• **WHAT IS REQUIRED**: Do any lines in the data below contain "type"? If so, copy every one of them.

• **ROWS**:
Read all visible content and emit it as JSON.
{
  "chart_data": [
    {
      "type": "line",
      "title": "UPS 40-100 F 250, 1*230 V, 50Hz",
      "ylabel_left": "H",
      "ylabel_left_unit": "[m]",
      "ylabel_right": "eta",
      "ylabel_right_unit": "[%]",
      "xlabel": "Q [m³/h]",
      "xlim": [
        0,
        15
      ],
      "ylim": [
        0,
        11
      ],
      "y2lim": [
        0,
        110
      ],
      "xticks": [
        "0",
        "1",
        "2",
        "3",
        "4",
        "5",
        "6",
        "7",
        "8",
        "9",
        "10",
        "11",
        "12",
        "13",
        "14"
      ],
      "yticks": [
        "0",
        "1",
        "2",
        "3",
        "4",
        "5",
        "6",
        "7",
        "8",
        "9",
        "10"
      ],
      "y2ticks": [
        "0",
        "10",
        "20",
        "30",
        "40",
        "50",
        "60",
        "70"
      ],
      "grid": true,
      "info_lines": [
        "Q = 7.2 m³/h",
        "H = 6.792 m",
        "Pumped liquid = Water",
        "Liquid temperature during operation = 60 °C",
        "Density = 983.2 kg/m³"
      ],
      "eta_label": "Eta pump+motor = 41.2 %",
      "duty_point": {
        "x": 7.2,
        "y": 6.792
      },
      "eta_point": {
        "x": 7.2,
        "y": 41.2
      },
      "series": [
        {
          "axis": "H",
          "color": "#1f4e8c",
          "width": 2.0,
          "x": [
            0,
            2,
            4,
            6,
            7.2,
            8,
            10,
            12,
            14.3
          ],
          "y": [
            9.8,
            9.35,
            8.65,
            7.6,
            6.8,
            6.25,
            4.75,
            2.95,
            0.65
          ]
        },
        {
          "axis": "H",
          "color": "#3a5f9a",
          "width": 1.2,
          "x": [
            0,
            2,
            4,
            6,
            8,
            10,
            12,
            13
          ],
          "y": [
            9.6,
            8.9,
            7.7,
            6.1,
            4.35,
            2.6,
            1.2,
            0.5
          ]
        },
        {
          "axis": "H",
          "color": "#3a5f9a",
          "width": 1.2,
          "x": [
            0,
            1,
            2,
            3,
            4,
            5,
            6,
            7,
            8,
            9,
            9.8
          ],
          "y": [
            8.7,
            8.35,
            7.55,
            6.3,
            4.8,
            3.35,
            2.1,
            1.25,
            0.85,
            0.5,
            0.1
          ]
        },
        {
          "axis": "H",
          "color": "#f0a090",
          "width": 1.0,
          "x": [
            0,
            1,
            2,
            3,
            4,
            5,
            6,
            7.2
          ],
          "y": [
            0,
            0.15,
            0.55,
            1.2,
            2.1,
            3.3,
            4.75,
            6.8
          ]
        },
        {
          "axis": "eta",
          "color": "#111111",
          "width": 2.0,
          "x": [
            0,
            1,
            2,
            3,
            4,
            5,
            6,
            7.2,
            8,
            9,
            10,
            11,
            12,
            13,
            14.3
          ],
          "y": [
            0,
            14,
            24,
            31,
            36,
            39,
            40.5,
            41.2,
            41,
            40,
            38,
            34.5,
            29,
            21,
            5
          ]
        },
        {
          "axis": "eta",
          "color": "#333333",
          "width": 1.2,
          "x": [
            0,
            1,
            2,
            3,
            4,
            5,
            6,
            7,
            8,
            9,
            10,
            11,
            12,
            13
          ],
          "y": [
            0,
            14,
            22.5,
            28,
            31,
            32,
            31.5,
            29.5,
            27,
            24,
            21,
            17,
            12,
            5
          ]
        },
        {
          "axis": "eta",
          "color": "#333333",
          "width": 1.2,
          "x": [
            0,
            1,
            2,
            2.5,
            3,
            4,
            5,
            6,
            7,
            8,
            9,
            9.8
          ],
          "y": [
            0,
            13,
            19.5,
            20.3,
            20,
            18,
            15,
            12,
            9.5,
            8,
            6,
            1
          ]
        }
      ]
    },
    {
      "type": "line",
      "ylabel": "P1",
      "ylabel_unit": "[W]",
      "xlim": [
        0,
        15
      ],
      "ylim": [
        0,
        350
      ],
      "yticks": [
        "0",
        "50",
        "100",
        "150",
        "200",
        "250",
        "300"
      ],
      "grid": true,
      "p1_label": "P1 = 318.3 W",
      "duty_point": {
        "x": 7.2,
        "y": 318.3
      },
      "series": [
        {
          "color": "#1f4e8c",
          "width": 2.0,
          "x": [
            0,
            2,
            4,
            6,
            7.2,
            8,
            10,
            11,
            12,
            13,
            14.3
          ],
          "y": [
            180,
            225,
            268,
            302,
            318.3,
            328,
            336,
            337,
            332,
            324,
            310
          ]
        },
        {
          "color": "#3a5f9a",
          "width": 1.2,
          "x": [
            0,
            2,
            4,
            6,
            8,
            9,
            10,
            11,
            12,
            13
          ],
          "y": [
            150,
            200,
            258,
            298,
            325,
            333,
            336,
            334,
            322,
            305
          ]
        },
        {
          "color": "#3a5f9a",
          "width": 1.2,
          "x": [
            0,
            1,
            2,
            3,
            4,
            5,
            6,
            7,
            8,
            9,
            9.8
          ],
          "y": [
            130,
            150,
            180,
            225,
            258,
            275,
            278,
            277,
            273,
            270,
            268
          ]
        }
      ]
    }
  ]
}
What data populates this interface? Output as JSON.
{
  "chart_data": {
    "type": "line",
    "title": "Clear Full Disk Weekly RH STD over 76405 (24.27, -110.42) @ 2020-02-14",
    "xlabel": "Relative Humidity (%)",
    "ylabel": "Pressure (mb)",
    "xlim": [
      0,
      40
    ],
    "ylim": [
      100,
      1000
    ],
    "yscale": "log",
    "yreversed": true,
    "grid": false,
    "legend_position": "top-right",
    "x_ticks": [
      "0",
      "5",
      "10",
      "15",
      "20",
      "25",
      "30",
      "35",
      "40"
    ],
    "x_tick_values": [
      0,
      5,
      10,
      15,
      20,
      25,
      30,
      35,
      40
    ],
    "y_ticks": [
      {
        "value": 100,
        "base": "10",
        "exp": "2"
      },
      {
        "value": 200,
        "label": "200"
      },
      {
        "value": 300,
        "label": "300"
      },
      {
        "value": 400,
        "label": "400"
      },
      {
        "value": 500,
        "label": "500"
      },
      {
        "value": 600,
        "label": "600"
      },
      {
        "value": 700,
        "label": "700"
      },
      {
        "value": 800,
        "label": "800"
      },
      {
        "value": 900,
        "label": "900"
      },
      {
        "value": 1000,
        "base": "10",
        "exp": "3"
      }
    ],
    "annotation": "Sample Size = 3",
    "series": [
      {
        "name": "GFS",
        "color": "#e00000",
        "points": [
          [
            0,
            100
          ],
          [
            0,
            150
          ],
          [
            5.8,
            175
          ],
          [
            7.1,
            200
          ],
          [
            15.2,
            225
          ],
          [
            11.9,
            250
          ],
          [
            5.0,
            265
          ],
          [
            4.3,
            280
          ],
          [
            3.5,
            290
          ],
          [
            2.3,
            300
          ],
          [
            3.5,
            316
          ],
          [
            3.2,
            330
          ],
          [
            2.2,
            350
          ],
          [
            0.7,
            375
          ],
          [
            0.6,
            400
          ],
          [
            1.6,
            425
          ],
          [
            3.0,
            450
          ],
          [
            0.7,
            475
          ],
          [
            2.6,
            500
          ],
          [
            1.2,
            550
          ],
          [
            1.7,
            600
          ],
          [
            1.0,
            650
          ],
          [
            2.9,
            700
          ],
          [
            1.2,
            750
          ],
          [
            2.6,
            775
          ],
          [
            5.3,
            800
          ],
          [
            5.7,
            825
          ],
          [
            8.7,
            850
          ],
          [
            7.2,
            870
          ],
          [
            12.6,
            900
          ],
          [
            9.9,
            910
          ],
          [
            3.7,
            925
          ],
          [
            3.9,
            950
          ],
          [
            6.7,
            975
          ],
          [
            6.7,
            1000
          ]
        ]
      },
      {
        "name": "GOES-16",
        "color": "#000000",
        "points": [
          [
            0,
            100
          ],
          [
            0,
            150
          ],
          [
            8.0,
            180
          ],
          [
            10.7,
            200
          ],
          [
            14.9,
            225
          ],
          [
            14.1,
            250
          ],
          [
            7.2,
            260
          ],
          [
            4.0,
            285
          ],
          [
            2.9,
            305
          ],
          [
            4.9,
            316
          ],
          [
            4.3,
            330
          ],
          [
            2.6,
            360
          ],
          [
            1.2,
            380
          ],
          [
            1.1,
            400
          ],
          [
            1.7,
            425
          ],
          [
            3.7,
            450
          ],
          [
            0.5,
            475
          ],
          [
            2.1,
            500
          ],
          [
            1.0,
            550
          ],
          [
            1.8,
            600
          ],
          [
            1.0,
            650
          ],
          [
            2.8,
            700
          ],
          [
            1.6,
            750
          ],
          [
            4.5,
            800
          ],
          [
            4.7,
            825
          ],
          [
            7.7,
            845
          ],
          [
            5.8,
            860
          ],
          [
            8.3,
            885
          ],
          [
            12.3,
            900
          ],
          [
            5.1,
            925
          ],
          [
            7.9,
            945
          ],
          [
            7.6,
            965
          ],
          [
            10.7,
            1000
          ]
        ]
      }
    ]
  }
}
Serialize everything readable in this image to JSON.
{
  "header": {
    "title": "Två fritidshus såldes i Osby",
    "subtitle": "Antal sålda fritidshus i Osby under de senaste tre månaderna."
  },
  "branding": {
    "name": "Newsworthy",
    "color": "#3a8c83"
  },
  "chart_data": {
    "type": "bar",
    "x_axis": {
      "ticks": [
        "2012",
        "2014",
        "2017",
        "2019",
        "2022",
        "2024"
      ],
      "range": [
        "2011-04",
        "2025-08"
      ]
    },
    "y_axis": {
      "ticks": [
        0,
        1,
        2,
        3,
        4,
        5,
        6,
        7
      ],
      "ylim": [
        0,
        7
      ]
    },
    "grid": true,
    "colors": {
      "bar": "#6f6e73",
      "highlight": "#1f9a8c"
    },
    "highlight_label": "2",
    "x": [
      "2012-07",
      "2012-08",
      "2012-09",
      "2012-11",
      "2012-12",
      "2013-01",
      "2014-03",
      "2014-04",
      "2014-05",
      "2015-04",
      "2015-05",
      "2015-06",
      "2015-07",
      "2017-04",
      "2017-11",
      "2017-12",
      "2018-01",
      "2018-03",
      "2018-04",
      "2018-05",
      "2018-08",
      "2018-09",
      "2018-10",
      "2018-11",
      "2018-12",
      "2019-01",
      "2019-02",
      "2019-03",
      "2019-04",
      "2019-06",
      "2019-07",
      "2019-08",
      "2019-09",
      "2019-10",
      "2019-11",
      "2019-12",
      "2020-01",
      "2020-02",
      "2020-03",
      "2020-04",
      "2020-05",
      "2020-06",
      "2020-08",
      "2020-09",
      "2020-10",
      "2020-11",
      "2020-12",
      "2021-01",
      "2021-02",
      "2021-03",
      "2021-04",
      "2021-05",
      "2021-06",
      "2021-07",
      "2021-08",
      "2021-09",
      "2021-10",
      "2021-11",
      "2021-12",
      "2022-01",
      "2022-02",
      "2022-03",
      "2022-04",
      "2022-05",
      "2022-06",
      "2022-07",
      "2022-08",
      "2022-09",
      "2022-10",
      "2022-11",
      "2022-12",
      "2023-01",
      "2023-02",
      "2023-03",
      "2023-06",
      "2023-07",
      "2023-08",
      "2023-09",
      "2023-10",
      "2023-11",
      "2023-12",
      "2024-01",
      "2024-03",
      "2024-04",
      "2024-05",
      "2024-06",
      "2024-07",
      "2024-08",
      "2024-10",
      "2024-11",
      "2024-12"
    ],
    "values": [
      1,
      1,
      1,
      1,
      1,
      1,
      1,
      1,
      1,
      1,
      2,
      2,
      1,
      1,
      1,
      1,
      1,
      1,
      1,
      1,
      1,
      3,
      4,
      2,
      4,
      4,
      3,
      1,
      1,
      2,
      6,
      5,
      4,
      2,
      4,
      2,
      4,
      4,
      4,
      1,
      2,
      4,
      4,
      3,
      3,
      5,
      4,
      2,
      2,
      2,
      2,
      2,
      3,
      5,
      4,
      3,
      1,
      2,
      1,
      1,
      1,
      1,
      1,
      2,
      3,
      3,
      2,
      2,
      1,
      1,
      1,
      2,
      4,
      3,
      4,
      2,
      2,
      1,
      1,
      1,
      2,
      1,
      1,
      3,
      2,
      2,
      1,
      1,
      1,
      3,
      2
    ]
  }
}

• **SOLUTION FOR THIS PROBLEM**:
      "type": "line",
      "type": "line",
    "type": "line",
    "type": "bar",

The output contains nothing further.